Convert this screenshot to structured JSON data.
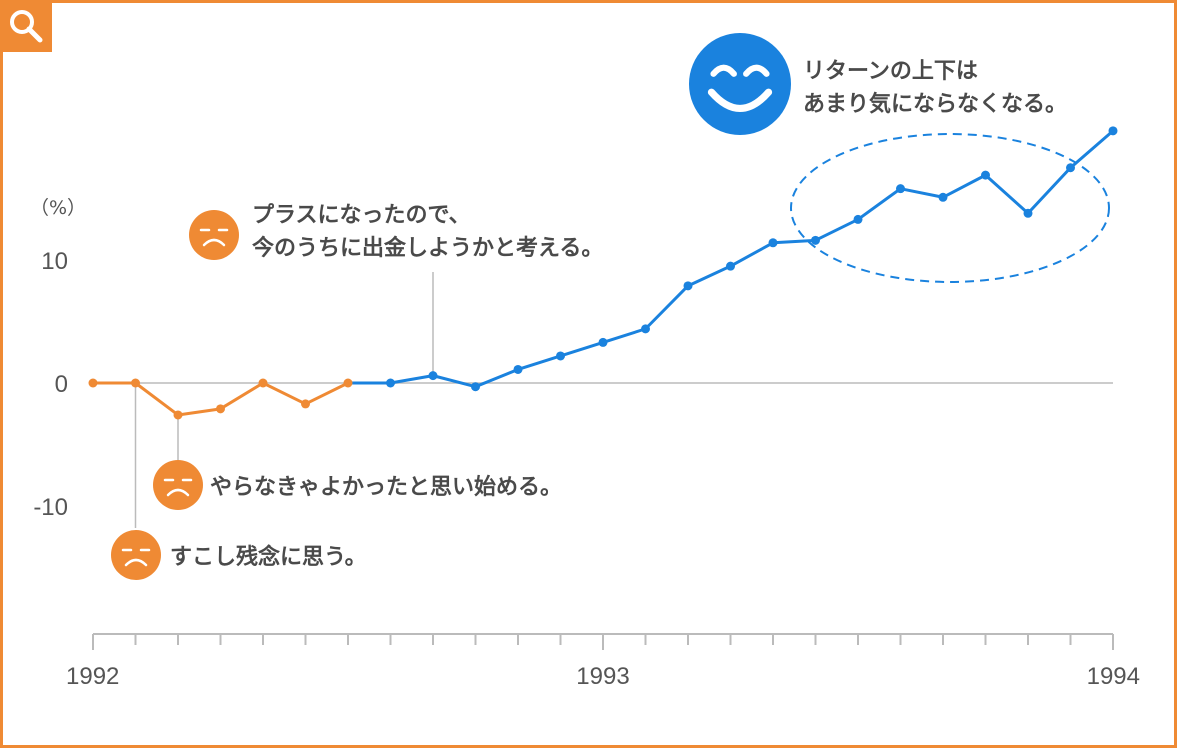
{
  "theme": {
    "accent": "#ef8a34",
    "series_before": "#ef8a34",
    "series_after": "#1a82de",
    "axis": "#bbbbbb",
    "text": "#555555"
  },
  "icons": {
    "corner": "search-icon",
    "sad": "sad-face-icon",
    "happy": "smiley-face-icon"
  },
  "chart_data": {
    "type": "line",
    "y_unit_label": "（%）",
    "y_ticks": [
      10,
      0,
      -10
    ],
    "ylim": [
      -20,
      20
    ],
    "x_tick_labels": [
      "1992",
      "1993",
      "1994"
    ],
    "x_range": [
      0,
      24
    ],
    "grid": false,
    "series": [
      {
        "color": "#ef8a34",
        "points": [
          [
            0,
            0
          ],
          [
            1,
            0
          ],
          [
            2,
            -2.6
          ],
          [
            3,
            -2.1
          ],
          [
            4,
            0
          ],
          [
            5,
            -1.7
          ],
          [
            6,
            0
          ]
        ]
      },
      {
        "color": "#1a82de",
        "points": [
          [
            6,
            0
          ],
          [
            7,
            0
          ],
          [
            8,
            0.6
          ],
          [
            9,
            -0.3
          ],
          [
            10,
            1.1
          ],
          [
            11,
            2.2
          ],
          [
            12,
            3.3
          ],
          [
            13,
            4.4
          ],
          [
            14,
            7.9
          ],
          [
            15,
            9.5
          ],
          [
            16,
            11.4
          ],
          [
            17,
            11.6
          ],
          [
            18,
            13.3
          ],
          [
            19,
            15.8
          ],
          [
            20,
            15.1
          ],
          [
            21,
            16.9
          ],
          [
            22,
            13.8
          ],
          [
            23,
            17.5
          ],
          [
            24,
            20.5
          ]
        ]
      }
    ],
    "annotations": [
      {
        "mood": "sad",
        "lines": [
          "すこし残念に思う。"
        ],
        "x": 1,
        "y": 0
      },
      {
        "mood": "sad",
        "lines": [
          "やらなきゃよかったと思い始める。"
        ],
        "x": 2,
        "y": -2.6
      },
      {
        "mood": "sad",
        "lines": [
          "プラスになったので、",
          "今のうちに出金しようかと考える。"
        ],
        "x": 8,
        "y": 0.6
      },
      {
        "mood": "happy",
        "lines": [
          "リターンの上下は",
          "あまり気にならなくなる。"
        ],
        "x": 20,
        "y": 14.5
      }
    ]
  }
}
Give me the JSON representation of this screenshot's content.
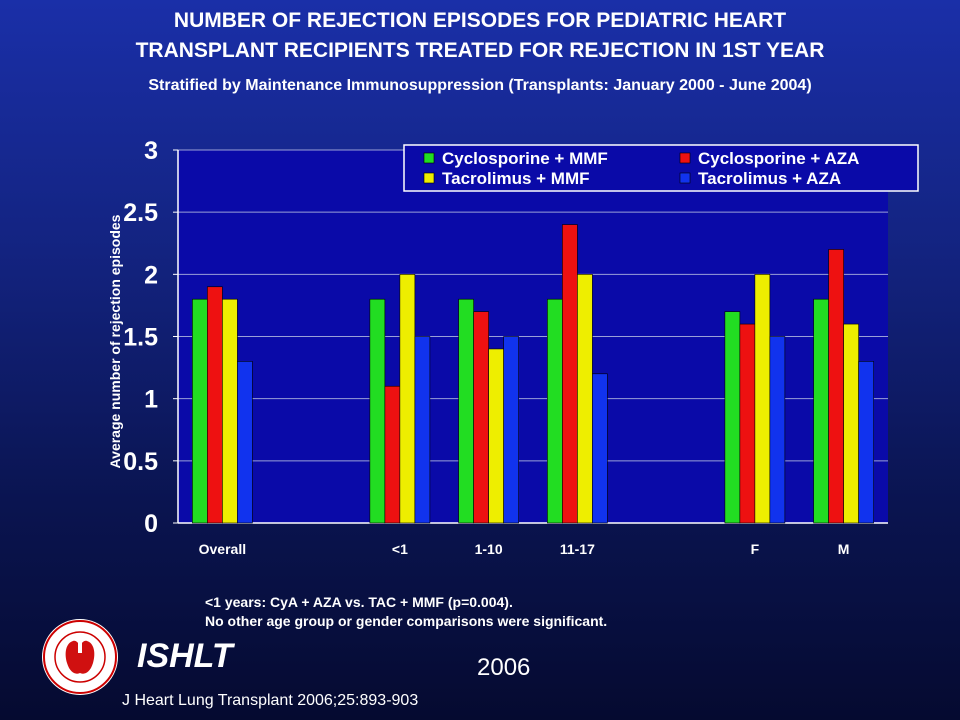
{
  "title_line1": "NUMBER OF REJECTION EPISODES FOR PEDIATRIC HEART",
  "title_line2": "TRANSPLANT RECIPIENTS TREATED FOR REJECTION IN 1ST YEAR",
  "subtitle": "Stratified by Maintenance Immunosuppression (Transplants: January 2000 - June 2004)",
  "notes": [
    "<1 years: CyA + AZA vs. TAC + MMF (p=0.004).",
    "No other age group or gender comparisons were significant."
  ],
  "branding": "ISHLT",
  "year": "2006",
  "citation": "J Heart Lung Transplant 2006;25:893-903",
  "logo_icon": "ishlt-society-seal-icon",
  "chart_data": {
    "type": "bar",
    "ylabel": "Average number of rejection episodes",
    "ylim": [
      0,
      3
    ],
    "yticks": [
      "0",
      "0.5",
      "1",
      "1.5",
      "2",
      "2.5",
      "3"
    ],
    "categories": [
      "Overall",
      "",
      "<1",
      "1-10",
      "11-17",
      "",
      "F",
      "M"
    ],
    "series": [
      {
        "name": "Cyclosporine + MMF",
        "color": "#22dd22",
        "values": [
          1.8,
          null,
          1.8,
          1.8,
          1.8,
          null,
          1.7,
          1.8
        ]
      },
      {
        "name": "Cyclosporine + AZA",
        "color": "#ee1111",
        "values": [
          1.9,
          null,
          1.1,
          1.7,
          2.4,
          null,
          1.6,
          2.2
        ]
      },
      {
        "name": "Tacrolimus + MMF",
        "color": "#eeee00",
        "values": [
          1.8,
          null,
          2.0,
          1.4,
          2.0,
          null,
          2.0,
          1.6
        ]
      },
      {
        "name": "Tacrolimus + AZA",
        "color": "#1133ee",
        "values": [
          1.3,
          null,
          1.5,
          1.5,
          1.2,
          null,
          1.5,
          1.3
        ]
      }
    ],
    "legend_position": "top-right",
    "grid": true,
    "plot_background": "#0a0aa8"
  }
}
· · · ·
## What you need to do
Copy out every line of the material above exactly, skipping the pictures.

## Written response
Convert this screenshot to structured JSON data.
{
  "theme": {
    "accent": "#ef8a34",
    "series_before": "#ef8a34",
    "series_after": "#1a82de",
    "axis": "#bbbbbb",
    "text": "#555555"
  },
  "icons": {
    "corner": "search-icon",
    "sad": "sad-face-icon",
    "happy": "smiley-face-icon"
  },
  "chart_data": {
    "type": "line",
    "y_unit_label": "（%）",
    "y_ticks": [
      10,
      0,
      -10
    ],
    "ylim": [
      -20,
      20
    ],
    "x_tick_labels": [
      "1992",
      "1993",
      "1994"
    ],
    "x_range": [
      0,
      24
    ],
    "grid": false,
    "series": [
      {
        "color": "#ef8a34",
        "points": [
          [
            0,
            0
          ],
          [
            1,
            0
          ],
          [
            2,
            -2.6
          ],
          [
            3,
            -2.1
          ],
          [
            4,
            0
          ],
          [
            5,
            -1.7
          ],
          [
            6,
            0
          ]
        ]
      },
      {
        "color": "#1a82de",
        "points": [
          [
            6,
            0
          ],
          [
            7,
            0
          ],
          [
            8,
            0.6
          ],
          [
            9,
            -0.3
          ],
          [
            10,
            1.1
          ],
          [
            11,
            2.2
          ],
          [
            12,
            3.3
          ],
          [
            13,
            4.4
          ],
          [
            14,
            7.9
          ],
          [
            15,
            9.5
          ],
          [
            16,
            11.4
          ],
          [
            17,
            11.6
          ],
          [
            18,
            13.3
          ],
          [
            19,
            15.8
          ],
          [
            20,
            15.1
          ],
          [
            21,
            16.9
          ],
          [
            22,
            13.8
          ],
          [
            23,
            17.5
          ],
          [
            24,
            20.5
          ]
        ]
      }
    ],
    "annotations": [
      {
        "mood": "sad",
        "lines": [
          "すこし残念に思う。"
        ],
        "x": 1,
        "y": 0
      },
      {
        "mood": "sad",
        "lines": [
          "やらなきゃよかったと思い始める。"
        ],
        "x": 2,
        "y": -2.6
      },
      {
        "mood": "sad",
        "lines": [
          "プラスになったので、",
          "今のうちに出金しようかと考える。"
        ],
        "x": 8,
        "y": 0.6
      },
      {
        "mood": "happy",
        "lines": [
          "リターンの上下は",
          "あまり気にならなくなる。"
        ],
        "x": 20,
        "y": 14.5
      }
    ]
  }
}
Give me the JSON representation of this screenshot's content.
{
  "title_line1": "NUMBER OF REJECTION EPISODES FOR PEDIATRIC HEART",
  "title_line2": "TRANSPLANT RECIPIENTS TREATED FOR REJECTION IN 1ST YEAR",
  "subtitle": "Stratified by Maintenance Immunosuppression (Transplants: January 2000 - June 2004)",
  "notes": [
    "<1 years: CyA + AZA vs. TAC + MMF (p=0.004).",
    "No other age group or gender comparisons were significant."
  ],
  "branding": "ISHLT",
  "year": "2006",
  "citation": "J Heart Lung Transplant 2006;25:893-903",
  "logo_icon": "ishlt-society-seal-icon",
  "chart_data": {
    "type": "bar",
    "ylabel": "Average number of rejection episodes",
    "ylim": [
      0,
      3
    ],
    "yticks": [
      "0",
      "0.5",
      "1",
      "1.5",
      "2",
      "2.5",
      "3"
    ],
    "categories": [
      "Overall",
      "",
      "<1",
      "1-10",
      "11-17",
      "",
      "F",
      "M"
    ],
    "series": [
      {
        "name": "Cyclosporine + MMF",
        "color": "#22dd22",
        "values": [
          1.8,
          null,
          1.8,
          1.8,
          1.8,
          null,
          1.7,
          1.8
        ]
      },
      {
        "name": "Cyclosporine + AZA",
        "color": "#ee1111",
        "values": [
          1.9,
          null,
          1.1,
          1.7,
          2.4,
          null,
          1.6,
          2.2
        ]
      },
      {
        "name": "Tacrolimus + MMF",
        "color": "#eeee00",
        "values": [
          1.8,
          null,
          2.0,
          1.4,
          2.0,
          null,
          2.0,
          1.6
        ]
      },
      {
        "name": "Tacrolimus + AZA",
        "color": "#1133ee",
        "values": [
          1.3,
          null,
          1.5,
          1.5,
          1.2,
          null,
          1.5,
          1.3
        ]
      }
    ],
    "legend_position": "top-right",
    "grid": true,
    "plot_background": "#0a0aa8"
  }
}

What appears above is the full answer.